**Set problem**
Could you repeat the lines below with every "legend-swatch" changed to "legend-key" and nothing else altered?

**Rows from a layout dataset**
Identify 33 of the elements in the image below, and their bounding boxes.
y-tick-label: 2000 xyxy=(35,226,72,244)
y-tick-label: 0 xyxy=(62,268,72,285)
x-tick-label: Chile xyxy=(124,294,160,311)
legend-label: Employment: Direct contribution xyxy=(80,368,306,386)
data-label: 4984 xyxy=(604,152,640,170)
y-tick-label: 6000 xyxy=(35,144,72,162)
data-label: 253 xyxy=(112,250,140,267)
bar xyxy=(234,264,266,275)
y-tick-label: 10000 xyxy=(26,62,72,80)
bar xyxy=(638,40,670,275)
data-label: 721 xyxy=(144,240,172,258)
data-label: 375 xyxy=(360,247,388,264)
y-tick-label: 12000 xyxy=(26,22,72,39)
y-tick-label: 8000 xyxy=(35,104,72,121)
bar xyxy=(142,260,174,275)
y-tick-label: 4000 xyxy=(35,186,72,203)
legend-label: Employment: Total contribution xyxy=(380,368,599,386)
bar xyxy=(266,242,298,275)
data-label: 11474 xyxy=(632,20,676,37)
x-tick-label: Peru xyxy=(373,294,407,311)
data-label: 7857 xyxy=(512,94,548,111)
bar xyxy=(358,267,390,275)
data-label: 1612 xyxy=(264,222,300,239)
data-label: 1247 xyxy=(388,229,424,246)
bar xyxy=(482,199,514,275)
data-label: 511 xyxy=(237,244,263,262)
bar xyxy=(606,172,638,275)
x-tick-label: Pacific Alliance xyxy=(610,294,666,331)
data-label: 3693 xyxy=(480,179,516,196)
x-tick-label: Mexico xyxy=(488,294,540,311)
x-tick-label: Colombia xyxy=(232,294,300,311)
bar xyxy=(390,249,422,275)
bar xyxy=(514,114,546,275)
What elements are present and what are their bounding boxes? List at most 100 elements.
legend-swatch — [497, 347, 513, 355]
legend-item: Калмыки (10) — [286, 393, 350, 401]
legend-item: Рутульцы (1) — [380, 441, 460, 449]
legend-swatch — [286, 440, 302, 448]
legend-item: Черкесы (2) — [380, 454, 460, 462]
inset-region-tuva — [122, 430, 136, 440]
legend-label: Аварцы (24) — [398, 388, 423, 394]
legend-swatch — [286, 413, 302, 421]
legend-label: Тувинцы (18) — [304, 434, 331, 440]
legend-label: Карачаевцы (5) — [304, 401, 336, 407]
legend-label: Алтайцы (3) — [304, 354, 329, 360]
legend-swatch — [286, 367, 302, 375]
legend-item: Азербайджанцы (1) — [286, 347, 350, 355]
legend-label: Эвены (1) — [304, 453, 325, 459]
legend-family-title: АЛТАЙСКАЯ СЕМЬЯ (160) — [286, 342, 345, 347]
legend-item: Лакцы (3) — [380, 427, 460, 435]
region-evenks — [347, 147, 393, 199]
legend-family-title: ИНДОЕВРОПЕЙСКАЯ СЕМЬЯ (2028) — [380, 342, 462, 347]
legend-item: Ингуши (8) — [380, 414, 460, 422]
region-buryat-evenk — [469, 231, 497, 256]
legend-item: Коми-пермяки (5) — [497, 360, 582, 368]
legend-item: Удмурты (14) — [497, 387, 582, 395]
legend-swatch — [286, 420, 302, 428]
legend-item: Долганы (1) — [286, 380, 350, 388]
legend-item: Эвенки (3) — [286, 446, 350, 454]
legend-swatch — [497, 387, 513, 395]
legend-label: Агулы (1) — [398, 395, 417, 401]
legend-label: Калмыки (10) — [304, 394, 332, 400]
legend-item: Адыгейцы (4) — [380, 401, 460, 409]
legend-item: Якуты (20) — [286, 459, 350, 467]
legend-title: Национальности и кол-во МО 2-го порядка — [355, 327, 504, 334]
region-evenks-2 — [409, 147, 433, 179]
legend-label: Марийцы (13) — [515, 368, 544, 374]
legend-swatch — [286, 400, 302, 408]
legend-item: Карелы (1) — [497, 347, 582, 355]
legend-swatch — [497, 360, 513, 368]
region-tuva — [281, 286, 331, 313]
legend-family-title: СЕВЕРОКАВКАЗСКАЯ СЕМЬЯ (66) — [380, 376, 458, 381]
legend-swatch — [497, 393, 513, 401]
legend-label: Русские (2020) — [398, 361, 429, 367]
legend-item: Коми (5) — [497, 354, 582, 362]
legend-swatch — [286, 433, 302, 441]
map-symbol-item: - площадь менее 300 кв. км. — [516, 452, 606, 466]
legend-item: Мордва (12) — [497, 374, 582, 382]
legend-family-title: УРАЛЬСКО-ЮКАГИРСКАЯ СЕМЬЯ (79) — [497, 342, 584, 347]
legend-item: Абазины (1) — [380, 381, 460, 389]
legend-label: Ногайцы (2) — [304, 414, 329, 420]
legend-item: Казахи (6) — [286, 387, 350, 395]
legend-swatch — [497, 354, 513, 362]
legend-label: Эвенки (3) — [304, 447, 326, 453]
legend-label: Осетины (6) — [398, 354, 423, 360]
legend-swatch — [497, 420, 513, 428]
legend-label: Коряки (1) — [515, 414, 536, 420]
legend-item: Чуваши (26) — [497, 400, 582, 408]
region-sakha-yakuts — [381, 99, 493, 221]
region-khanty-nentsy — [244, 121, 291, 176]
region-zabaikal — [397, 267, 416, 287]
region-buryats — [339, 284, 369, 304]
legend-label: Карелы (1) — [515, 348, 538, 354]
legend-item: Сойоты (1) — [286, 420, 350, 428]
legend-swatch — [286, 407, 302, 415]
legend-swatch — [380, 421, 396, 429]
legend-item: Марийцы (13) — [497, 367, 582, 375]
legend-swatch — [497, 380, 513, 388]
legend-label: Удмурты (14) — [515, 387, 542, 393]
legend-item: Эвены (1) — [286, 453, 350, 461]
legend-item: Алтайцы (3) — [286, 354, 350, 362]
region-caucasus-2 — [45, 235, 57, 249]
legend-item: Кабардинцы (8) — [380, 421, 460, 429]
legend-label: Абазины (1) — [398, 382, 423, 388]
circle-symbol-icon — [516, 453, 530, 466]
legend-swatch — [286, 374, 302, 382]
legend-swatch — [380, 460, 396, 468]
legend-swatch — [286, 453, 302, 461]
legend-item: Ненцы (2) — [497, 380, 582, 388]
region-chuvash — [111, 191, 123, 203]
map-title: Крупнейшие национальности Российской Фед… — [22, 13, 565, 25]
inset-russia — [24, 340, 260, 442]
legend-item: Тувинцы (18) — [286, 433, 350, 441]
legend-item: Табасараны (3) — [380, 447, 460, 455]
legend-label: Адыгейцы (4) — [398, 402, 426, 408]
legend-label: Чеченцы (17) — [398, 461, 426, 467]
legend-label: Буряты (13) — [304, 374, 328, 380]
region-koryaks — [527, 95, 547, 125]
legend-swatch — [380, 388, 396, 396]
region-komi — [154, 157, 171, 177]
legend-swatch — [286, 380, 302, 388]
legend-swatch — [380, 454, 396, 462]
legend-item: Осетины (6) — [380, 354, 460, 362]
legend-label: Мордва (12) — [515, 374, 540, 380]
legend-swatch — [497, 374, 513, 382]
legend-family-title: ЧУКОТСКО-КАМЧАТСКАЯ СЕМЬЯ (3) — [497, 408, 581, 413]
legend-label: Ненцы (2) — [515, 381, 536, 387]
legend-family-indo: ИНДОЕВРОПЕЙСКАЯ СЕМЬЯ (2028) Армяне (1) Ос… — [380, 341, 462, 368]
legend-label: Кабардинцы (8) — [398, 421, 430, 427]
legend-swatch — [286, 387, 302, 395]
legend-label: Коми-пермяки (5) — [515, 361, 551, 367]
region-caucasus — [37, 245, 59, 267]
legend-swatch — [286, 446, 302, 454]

**Reply to the task**
Identify 33 of the elements in the image below, and their bounding boxes.
y-tick-label: 2000 xyxy=(35,226,72,244)
y-tick-label: 0 xyxy=(62,268,72,285)
x-tick-label: Chile xyxy=(124,294,160,311)
legend-label: Employment: Direct contribution xyxy=(80,368,306,386)
data-label: 4984 xyxy=(604,152,640,170)
y-tick-label: 6000 xyxy=(35,144,72,162)
data-label: 253 xyxy=(112,250,140,267)
bar xyxy=(234,264,266,275)
y-tick-label: 10000 xyxy=(26,62,72,80)
bar xyxy=(638,40,670,275)
data-label: 721 xyxy=(144,240,172,258)
data-label: 375 xyxy=(360,247,388,264)
y-tick-label: 12000 xyxy=(26,22,72,39)
y-tick-label: 8000 xyxy=(35,104,72,121)
bar xyxy=(142,260,174,275)
y-tick-label: 4000 xyxy=(35,186,72,203)
legend-label: Employment: Total contribution xyxy=(380,368,599,386)
bar xyxy=(266,242,298,275)
data-label: 11474 xyxy=(632,20,676,37)
x-tick-label: Peru xyxy=(373,294,407,311)
data-label: 7857 xyxy=(512,94,548,111)
bar xyxy=(358,267,390,275)
data-label: 1612 xyxy=(264,222,300,239)
data-label: 1247 xyxy=(388,229,424,246)
bar xyxy=(482,199,514,275)
data-label: 511 xyxy=(237,244,263,262)
bar xyxy=(606,172,638,275)
x-tick-label: Pacific Alliance xyxy=(610,294,666,331)
data-label: 3693 xyxy=(480,179,516,196)
x-tick-label: Mexico xyxy=(488,294,540,311)
x-tick-label: Colombia xyxy=(232,294,300,311)
bar xyxy=(390,249,422,275)
bar xyxy=(514,114,546,275)
What elements are present and what are their bounding boxes? List at most 100 elements.
legend-key — [497, 347, 513, 355]
legend-item: Калмыки (10) — [286, 393, 350, 401]
legend-item: Рутульцы (1) — [380, 441, 460, 449]
legend-key — [286, 440, 302, 448]
legend-item: Черкесы (2) — [380, 454, 460, 462]
inset-region-tuva — [122, 430, 136, 440]
legend-label: Аварцы (24) — [398, 388, 423, 394]
legend-key — [286, 413, 302, 421]
legend-label: Тувинцы (18) — [304, 434, 331, 440]
legend-label: Карачаевцы (5) — [304, 401, 336, 407]
legend-label: Алтайцы (3) — [304, 354, 329, 360]
legend-key — [286, 367, 302, 375]
legend-item: Азербайджанцы (1) — [286, 347, 350, 355]
legend-label: Эвены (1) — [304, 453, 325, 459]
legend-family-title: АЛТАЙСКАЯ СЕМЬЯ (160) — [286, 342, 345, 347]
legend-item: Лакцы (3) — [380, 427, 460, 435]
region-evenks — [347, 147, 393, 199]
legend-family-title: ИНДОЕВРОПЕЙСКАЯ СЕМЬЯ (2028) — [380, 342, 462, 347]
legend-item: Ингуши (8) — [380, 414, 460, 422]
region-buryat-evenk — [469, 231, 497, 256]
legend-item: Коми-пермяки (5) — [497, 360, 582, 368]
legend-item: Удмурты (14) — [497, 387, 582, 395]
legend-key — [286, 420, 302, 428]
legend-item: Долганы (1) — [286, 380, 350, 388]
legend-item: Эвенки (3) — [286, 446, 350, 454]
legend-key — [497, 387, 513, 395]
legend-label: Агулы (1) — [398, 395, 417, 401]
legend-label: Калмыки (10) — [304, 394, 332, 400]
legend-item: Адыгейцы (4) — [380, 401, 460, 409]
legend-item: Якуты (20) — [286, 459, 350, 467]
legend-title: Национальности и кол-во МО 2-го порядка — [355, 327, 504, 334]
region-evenks-2 — [409, 147, 433, 179]
legend-label: Марийцы (13) — [515, 368, 544, 374]
legend-key — [286, 400, 302, 408]
legend-item: Карелы (1) — [497, 347, 582, 355]
legend-key — [497, 360, 513, 368]
region-tuva — [281, 286, 331, 313]
legend-family-title: СЕВЕРОКАВКАЗСКАЯ СЕМЬЯ (66) — [380, 376, 458, 381]
legend-key — [497, 393, 513, 401]
legend-label: Русские (2020) — [398, 361, 429, 367]
legend-item: Коми (5) — [497, 354, 582, 362]
legend-key — [286, 433, 302, 441]
map-symbol-item: - площадь менее 300 кв. км. — [516, 452, 606, 466]
legend-item: Мордва (12) — [497, 374, 582, 382]
legend-family-title: УРАЛЬСКО-ЮКАГИРСКАЯ СЕМЬЯ (79) — [497, 342, 584, 347]
legend-item: Абазины (1) — [380, 381, 460, 389]
legend-label: Ногайцы (2) — [304, 414, 329, 420]
legend-item: Казахи (6) — [286, 387, 350, 395]
legend-key — [497, 354, 513, 362]
legend-label: Эвенки (3) — [304, 447, 326, 453]
legend-label: Осетины (6) — [398, 354, 423, 360]
legend-key — [497, 420, 513, 428]
legend-label: Коряки (1) — [515, 414, 536, 420]
legend-item: Чуваши (26) — [497, 400, 582, 408]
region-sakha-yakuts — [381, 99, 493, 221]
region-khanty-nentsy — [244, 121, 291, 176]
region-zabaikal — [397, 267, 416, 287]
region-buryats — [339, 284, 369, 304]
legend-label: Карелы (1) — [515, 348, 538, 354]
legend-item: Сойоты (1) — [286, 420, 350, 428]
legend-key — [286, 407, 302, 415]
legend-key — [380, 421, 396, 429]
legend-item: Марийцы (13) — [497, 367, 582, 375]
legend-key — [497, 380, 513, 388]
legend-label: Удмурты (14) — [515, 387, 542, 393]
legend-item: Эвены (1) — [286, 453, 350, 461]
legend-item: Алтайцы (3) — [286, 354, 350, 362]
region-caucasus-2 — [45, 235, 57, 249]
legend-item: Кабардинцы (8) — [380, 421, 460, 429]
legend-label: Абазины (1) — [398, 382, 423, 388]
circle-symbol-icon — [516, 453, 530, 466]
legend-key — [286, 374, 302, 382]
legend-key — [380, 460, 396, 468]
legend-key — [286, 453, 302, 461]
legend-item: Ненцы (2) — [497, 380, 582, 388]
region-chuvash — [111, 191, 123, 203]
map-title: Крупнейшие национальности Российской Фед… — [22, 13, 565, 25]
inset-russia — [24, 340, 260, 442]
legend-item: Тувинцы (18) — [286, 433, 350, 441]
legend-item: Табасараны (3) — [380, 447, 460, 455]
legend-label: Адыгейцы (4) — [398, 402, 426, 408]
legend-label: Чеченцы (17) — [398, 461, 426, 467]
legend-label: Буряты (13) — [304, 374, 328, 380]
region-koryaks — [527, 95, 547, 125]
legend-key — [380, 388, 396, 396]
region-komi — [154, 157, 171, 177]
legend-key — [286, 380, 302, 388]
legend-key — [380, 454, 396, 462]
legend-item: Осетины (6) — [380, 354, 460, 362]
legend-label: Мордва (12) — [515, 374, 540, 380]
legend-key — [497, 374, 513, 382]
legend-family-title: ЧУКОТСКО-КАМЧАТСКАЯ СЕМЬЯ (3) — [497, 408, 581, 413]
legend-label: Ненцы (2) — [515, 381, 536, 387]
legend-family-indo: ИНДОЕВРОПЕЙСКАЯ СЕМЬЯ (2028) Армяне (1) Ос… — [380, 341, 462, 368]
legend-label: Кабардинцы (8) — [398, 421, 430, 427]
legend-key — [286, 387, 302, 395]
legend-label: Коми-пермяки (5) — [515, 361, 551, 367]
region-caucasus — [37, 245, 59, 267]
legend-key — [286, 446, 302, 454]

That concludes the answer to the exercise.